Given exercise: Every line of the listing must be reproduced as it stands. Leave the images behind.

Exercise inputs:
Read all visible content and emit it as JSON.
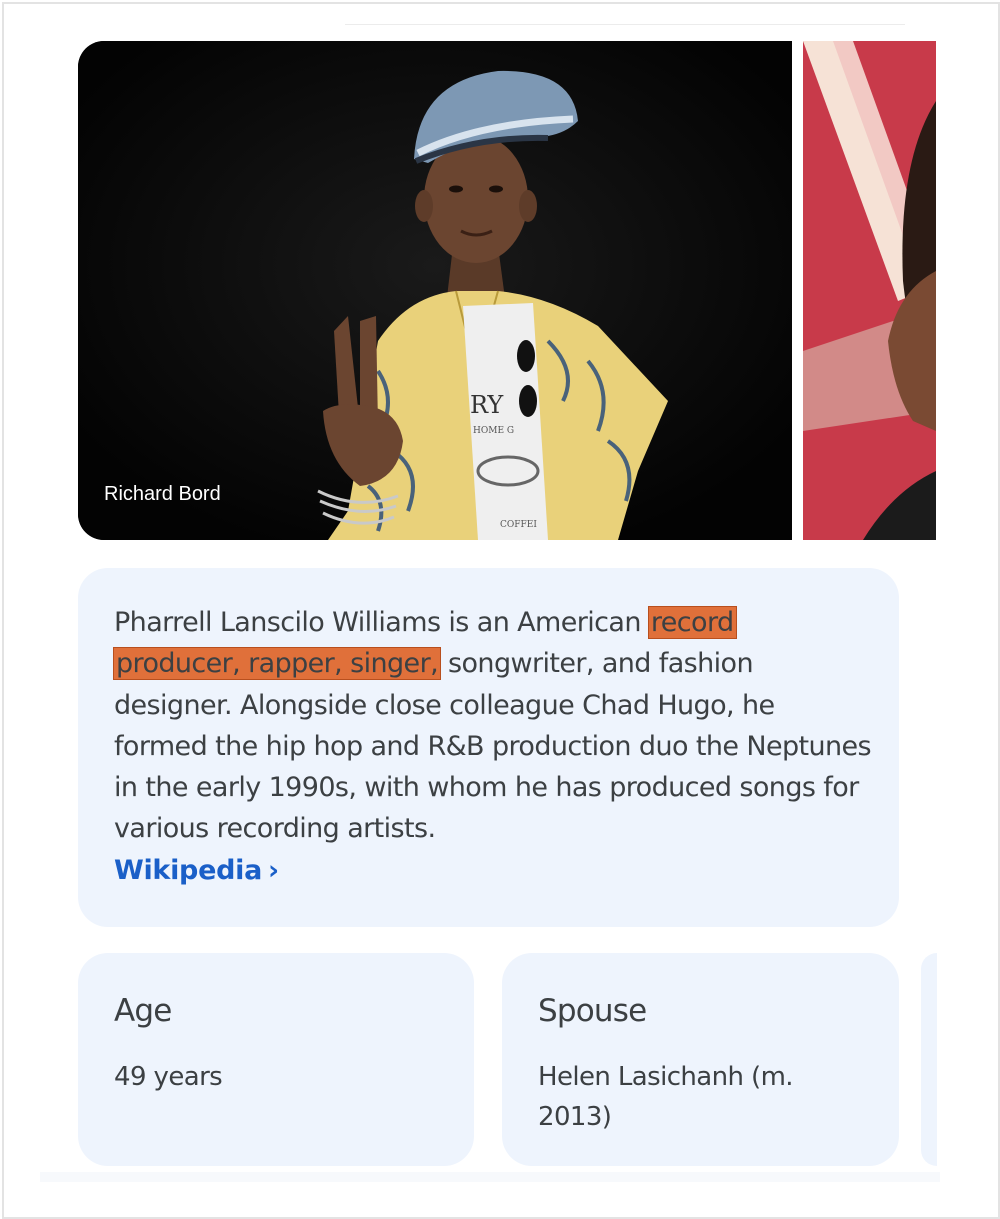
{
  "images": {
    "main_credit": "Richard Bord",
    "shirt_text_top": "RY",
    "shirt_text_mid": "HOME G",
    "shirt_text_bottom": "COFFEI"
  },
  "description": {
    "part1": "Pharrell Lanscilo Williams is an American ",
    "highlight1": "record",
    "highlight2": "producer, rapper, singer,",
    "part2": " songwriter, and fashion designer. Alongside close colleague Chad Hugo, he formed the hip hop and R&B production duo the Neptunes in the early 1990s, with whom he has produced songs for various recording artists.",
    "source_link": "Wikipedia",
    "source_chevron": "›",
    "highlight_color": "#e0703a"
  },
  "facts": [
    {
      "title": "Age",
      "value": "49 years"
    },
    {
      "title": "Spouse",
      "value": "Helen Lasichanh (m. 2013)"
    }
  ],
  "colors": {
    "card_background": "#eef4fd",
    "link": "#1a5fc8",
    "text": "#3c4043"
  }
}
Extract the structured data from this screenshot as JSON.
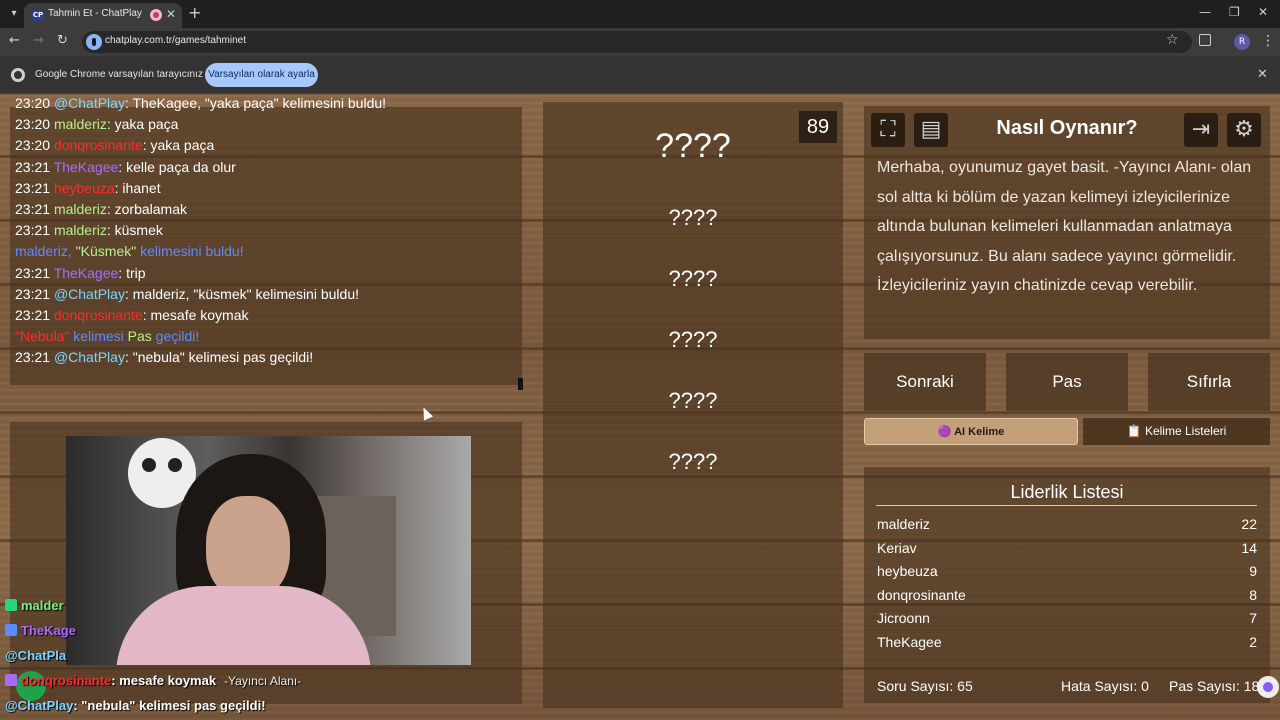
{
  "browser": {
    "tab_favicon": "CP",
    "tab_title": "Tahmin Et - ChatPlay",
    "url": "chatplay.com.tr/games/tahminet",
    "profile_initial": "R",
    "infobar_text": "Google Chrome varsayılan tarayıcınız değil",
    "infobar_button": "Varsayılan olarak ayarla",
    "icons": [
      "tab-list-icon",
      "recording-icon",
      "close-icon",
      "new-tab-icon",
      "minimize-icon",
      "maximize-icon",
      "back-icon",
      "forward-icon",
      "reload-icon",
      "site-info-icon",
      "bookmark-star-icon",
      "extensions-icon",
      "profile-icon",
      "menu-icon",
      "chrome-icon"
    ]
  },
  "chat": {
    "lines": [
      {
        "time": "23:20",
        "user": "@ChatPlay",
        "msg": ": TheKagee, \"yaka paça\" kelimesini buldu!"
      },
      {
        "time": "23:20",
        "user": "malderiz",
        "msg": ": yaka paça"
      },
      {
        "time": "23:20",
        "user": "donqrosinante",
        "msg": ": yaka paça"
      },
      {
        "time": "23:21",
        "user": "TheKagee",
        "msg": ": kelle paça da olur"
      },
      {
        "time": "23:21",
        "user": "heybeuza",
        "msg": ": ihanet"
      },
      {
        "time": "23:21",
        "user": "malderiz",
        "msg": ": zorbalamak"
      },
      {
        "time": "23:21",
        "user": "malderiz",
        "msg": ": küsmek"
      },
      {
        "system_prefix": "malderiz, ",
        "system_word": "\"Küsmek\"",
        "system_suffix": " kelimesini buldu!"
      },
      {
        "time": "23:21",
        "user": "TheKagee",
        "msg": ": trip"
      },
      {
        "time": "23:21",
        "user": "@ChatPlay",
        "msg": ": malderiz, \"küsmek\" kelimesini buldu!"
      },
      {
        "time": "23:21",
        "user": "donqrosinante",
        "msg": ": mesafe koymak"
      },
      {
        "system_word2": "\"Nebula\"",
        "system_mid": " kelimesi ",
        "system_pas": "Pas",
        "system_end": " geçildi!"
      },
      {
        "time": "23:21",
        "user": "@ChatPlay",
        "msg": ": \"nebula\" kelimesi pas geçildi!"
      }
    ]
  },
  "overlay_chat": {
    "lines": [
      {
        "user": "malder",
        "msg": ""
      },
      {
        "user": "TheKage",
        "msg": ""
      },
      {
        "user": "@ChatPla",
        "msg": ""
      },
      {
        "user": "donqrosinante",
        "msg": ": mesafe koymak",
        "sub": "-Yayıncı Alanı-"
      },
      {
        "user": "@ChatPlay",
        "msg": ": \"nebula\" kelimesi pas geçildi!"
      }
    ]
  },
  "game": {
    "timer": "89",
    "main_word": "????",
    "hidden_words": [
      "????",
      "????",
      "????",
      "????",
      "????"
    ]
  },
  "help": {
    "title": "Nasıl Oynanır?",
    "body": "Merhaba, oyunumuz gayet basit. -Yayıncı Alanı- olan sol altta ki bölüm de yazan kelimeyi izleyicilerinize altında bulunan kelimeleri kullanmadan anlatmaya çalışıyorsunuz. Bu alanı sadece yayıncı görmelidir. İzleyicileriniz yayın chatinizde cevap verebilir.",
    "header_icons": [
      "fullscreen-icon",
      "notes-icon",
      "exit-icon",
      "settings-gear-icon"
    ]
  },
  "controls": {
    "next": "Sonraki",
    "pass": "Pas",
    "reset": "Sıfırla",
    "ai_tab": "🟣 AI Kelime",
    "list_tab": "📋 Kelime Listeleri"
  },
  "leaderboard": {
    "title": "Liderlik Listesi",
    "rows": [
      {
        "name": "malderiz",
        "score": "22"
      },
      {
        "name": "Keriav",
        "score": "14"
      },
      {
        "name": "heybeuza",
        "score": "9"
      },
      {
        "name": "donqrosinante",
        "score": "8"
      },
      {
        "name": "Jicroonn",
        "score": "7"
      },
      {
        "name": "TheKagee",
        "score": "2"
      }
    ],
    "stats": {
      "questions_label": "Soru Sayısı:",
      "questions": "65",
      "errors_label": "Hata Sayısı:",
      "errors": "0",
      "passes_label": "Pas Sayısı:",
      "passes": "18"
    }
  }
}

Solution for this problem:
Read all visible content and emit it as JSON.
{
  "images": {
    "main_credit": "Richard Bord",
    "shirt_text_top": "RY",
    "shirt_text_mid": "HOME G",
    "shirt_text_bottom": "COFFEI"
  },
  "description": {
    "part1": "Pharrell Lanscilo Williams is an American ",
    "highlight1": "record",
    "highlight2": "producer, rapper, singer,",
    "part2": " songwriter, and fashion designer. Alongside close colleague Chad Hugo, he formed the hip hop and R&B production duo the Neptunes in the early 1990s, with whom he has produced songs for various recording artists.",
    "source_link": "Wikipedia",
    "source_chevron": "›",
    "highlight_color": "#e0703a"
  },
  "facts": [
    {
      "title": "Age",
      "value": "49 years"
    },
    {
      "title": "Spouse",
      "value": "Helen Lasichanh (m. 2013)"
    }
  ],
  "colors": {
    "card_background": "#eef4fd",
    "link": "#1a5fc8",
    "text": "#3c4043"
  }
}
Extract the structured data from this screenshot as JSON.
{
  "browser": {
    "tab_favicon": "CP",
    "tab_title": "Tahmin Et - ChatPlay",
    "url": "chatplay.com.tr/games/tahminet",
    "profile_initial": "R",
    "infobar_text": "Google Chrome varsayılan tarayıcınız değil",
    "infobar_button": "Varsayılan olarak ayarla",
    "icons": [
      "tab-list-icon",
      "recording-icon",
      "close-icon",
      "new-tab-icon",
      "minimize-icon",
      "maximize-icon",
      "back-icon",
      "forward-icon",
      "reload-icon",
      "site-info-icon",
      "bookmark-star-icon",
      "extensions-icon",
      "profile-icon",
      "menu-icon",
      "chrome-icon"
    ]
  },
  "chat": {
    "lines": [
      {
        "time": "23:20",
        "user": "@ChatPlay",
        "msg": ": TheKagee, \"yaka paça\" kelimesini buldu!"
      },
      {
        "time": "23:20",
        "user": "malderiz",
        "msg": ": yaka paça"
      },
      {
        "time": "23:20",
        "user": "donqrosinante",
        "msg": ": yaka paça"
      },
      {
        "time": "23:21",
        "user": "TheKagee",
        "msg": ": kelle paça da olur"
      },
      {
        "time": "23:21",
        "user": "heybeuza",
        "msg": ": ihanet"
      },
      {
        "time": "23:21",
        "user": "malderiz",
        "msg": ": zorbalamak"
      },
      {
        "time": "23:21",
        "user": "malderiz",
        "msg": ": küsmek"
      },
      {
        "system_prefix": "malderiz, ",
        "system_word": "\"Küsmek\"",
        "system_suffix": " kelimesini buldu!"
      },
      {
        "time": "23:21",
        "user": "TheKagee",
        "msg": ": trip"
      },
      {
        "time": "23:21",
        "user": "@ChatPlay",
        "msg": ": malderiz, \"küsmek\" kelimesini buldu!"
      },
      {
        "time": "23:21",
        "user": "donqrosinante",
        "msg": ": mesafe koymak"
      },
      {
        "system_word2": "\"Nebula\"",
        "system_mid": " kelimesi ",
        "system_pas": "Pas",
        "system_end": " geçildi!"
      },
      {
        "time": "23:21",
        "user": "@ChatPlay",
        "msg": ": \"nebula\" kelimesi pas geçildi!"
      }
    ]
  },
  "overlay_chat": {
    "lines": [
      {
        "user": "malder",
        "msg": ""
      },
      {
        "user": "TheKage",
        "msg": ""
      },
      {
        "user": "@ChatPla",
        "msg": ""
      },
      {
        "user": "donqrosinante",
        "msg": ": mesafe koymak",
        "sub": "-Yayıncı Alanı-"
      },
      {
        "user": "@ChatPlay",
        "msg": ": \"nebula\" kelimesi pas geçildi!"
      }
    ]
  },
  "game": {
    "timer": "89",
    "main_word": "????",
    "hidden_words": [
      "????",
      "????",
      "????",
      "????",
      "????"
    ]
  },
  "help": {
    "title": "Nasıl Oynanır?",
    "body": "Merhaba, oyunumuz gayet basit. -Yayıncı Alanı- olan sol altta ki bölüm de yazan kelimeyi izleyicilerinize altında bulunan kelimeleri kullanmadan anlatmaya çalışıyorsunuz. Bu alanı sadece yayıncı görmelidir. İzleyicileriniz yayın chatinizde cevap verebilir.",
    "header_icons": [
      "fullscreen-icon",
      "notes-icon",
      "exit-icon",
      "settings-gear-icon"
    ]
  },
  "controls": {
    "next": "Sonraki",
    "pass": "Pas",
    "reset": "Sıfırla",
    "ai_tab": "🟣 AI Kelime",
    "list_tab": "📋 Kelime Listeleri"
  },
  "leaderboard": {
    "title": "Liderlik Listesi",
    "rows": [
      {
        "name": "malderiz",
        "score": "22"
      },
      {
        "name": "Keriav",
        "score": "14"
      },
      {
        "name": "heybeuza",
        "score": "9"
      },
      {
        "name": "donqrosinante",
        "score": "8"
      },
      {
        "name": "Jicroonn",
        "score": "7"
      },
      {
        "name": "TheKagee",
        "score": "2"
      }
    ],
    "stats": {
      "questions_label": "Soru Sayısı:",
      "questions": "65",
      "errors_label": "Hata Sayısı:",
      "errors": "0",
      "passes_label": "Pas Sayısı:",
      "passes": "18"
    }
  }
}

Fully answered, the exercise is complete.